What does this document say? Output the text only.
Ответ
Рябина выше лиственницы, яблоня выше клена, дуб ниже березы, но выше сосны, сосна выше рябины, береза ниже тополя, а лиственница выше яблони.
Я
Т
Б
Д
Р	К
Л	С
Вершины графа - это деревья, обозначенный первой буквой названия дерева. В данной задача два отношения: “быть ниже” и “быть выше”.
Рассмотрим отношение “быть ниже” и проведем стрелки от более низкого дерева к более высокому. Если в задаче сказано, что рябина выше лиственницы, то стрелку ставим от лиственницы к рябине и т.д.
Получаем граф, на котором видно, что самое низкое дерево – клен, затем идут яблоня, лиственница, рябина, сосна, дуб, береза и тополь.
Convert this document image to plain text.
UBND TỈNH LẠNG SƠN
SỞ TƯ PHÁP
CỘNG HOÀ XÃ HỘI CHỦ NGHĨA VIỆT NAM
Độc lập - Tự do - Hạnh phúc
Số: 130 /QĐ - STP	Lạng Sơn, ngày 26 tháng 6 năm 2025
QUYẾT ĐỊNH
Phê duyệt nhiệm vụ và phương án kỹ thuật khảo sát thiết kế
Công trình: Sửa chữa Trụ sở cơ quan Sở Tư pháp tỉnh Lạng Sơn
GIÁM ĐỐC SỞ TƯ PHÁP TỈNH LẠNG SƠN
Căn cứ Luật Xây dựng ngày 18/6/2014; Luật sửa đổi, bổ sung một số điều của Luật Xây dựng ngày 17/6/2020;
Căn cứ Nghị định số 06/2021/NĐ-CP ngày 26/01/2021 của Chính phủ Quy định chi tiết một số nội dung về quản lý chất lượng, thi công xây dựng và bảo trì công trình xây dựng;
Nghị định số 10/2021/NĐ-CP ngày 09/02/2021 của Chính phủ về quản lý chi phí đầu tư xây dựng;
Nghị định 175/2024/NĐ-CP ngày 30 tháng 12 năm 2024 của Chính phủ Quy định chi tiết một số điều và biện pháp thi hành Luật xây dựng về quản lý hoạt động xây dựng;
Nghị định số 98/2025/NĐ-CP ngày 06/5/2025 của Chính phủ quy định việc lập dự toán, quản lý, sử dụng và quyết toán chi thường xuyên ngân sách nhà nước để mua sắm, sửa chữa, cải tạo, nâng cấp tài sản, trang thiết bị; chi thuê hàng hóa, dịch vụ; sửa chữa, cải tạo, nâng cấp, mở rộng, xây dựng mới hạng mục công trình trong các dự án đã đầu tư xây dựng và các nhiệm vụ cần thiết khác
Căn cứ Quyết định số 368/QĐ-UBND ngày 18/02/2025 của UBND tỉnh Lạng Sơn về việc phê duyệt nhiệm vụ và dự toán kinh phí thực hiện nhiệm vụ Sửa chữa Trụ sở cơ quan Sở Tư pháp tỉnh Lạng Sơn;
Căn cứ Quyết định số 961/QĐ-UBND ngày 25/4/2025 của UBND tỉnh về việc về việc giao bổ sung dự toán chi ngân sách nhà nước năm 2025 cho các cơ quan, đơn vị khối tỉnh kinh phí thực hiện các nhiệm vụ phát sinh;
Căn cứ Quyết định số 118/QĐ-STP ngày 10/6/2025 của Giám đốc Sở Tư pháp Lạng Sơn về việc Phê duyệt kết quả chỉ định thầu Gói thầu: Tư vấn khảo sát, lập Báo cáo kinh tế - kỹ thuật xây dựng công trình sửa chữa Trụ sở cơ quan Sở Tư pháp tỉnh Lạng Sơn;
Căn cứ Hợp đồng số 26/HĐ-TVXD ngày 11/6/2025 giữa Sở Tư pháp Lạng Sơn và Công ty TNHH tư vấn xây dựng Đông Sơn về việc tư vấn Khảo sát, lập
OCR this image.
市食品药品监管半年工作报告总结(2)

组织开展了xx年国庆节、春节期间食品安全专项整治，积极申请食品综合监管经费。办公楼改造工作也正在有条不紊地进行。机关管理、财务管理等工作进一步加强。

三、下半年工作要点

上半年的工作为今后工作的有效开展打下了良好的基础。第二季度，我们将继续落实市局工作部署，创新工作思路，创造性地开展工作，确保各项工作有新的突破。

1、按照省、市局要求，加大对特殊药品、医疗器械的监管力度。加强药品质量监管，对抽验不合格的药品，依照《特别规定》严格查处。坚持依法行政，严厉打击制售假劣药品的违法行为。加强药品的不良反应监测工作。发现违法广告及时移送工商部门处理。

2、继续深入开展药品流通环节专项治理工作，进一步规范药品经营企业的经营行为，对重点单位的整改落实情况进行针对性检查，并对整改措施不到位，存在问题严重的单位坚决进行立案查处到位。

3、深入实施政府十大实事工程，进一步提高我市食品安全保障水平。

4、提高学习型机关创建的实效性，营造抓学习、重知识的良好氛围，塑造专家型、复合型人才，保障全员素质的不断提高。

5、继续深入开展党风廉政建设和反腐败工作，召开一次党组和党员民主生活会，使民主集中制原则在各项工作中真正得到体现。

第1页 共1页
════════════════════
> EXERCISE TASK
Find every line holding the word "điều"; give their count and nothing else.

> PROBLEM SOLUTION
2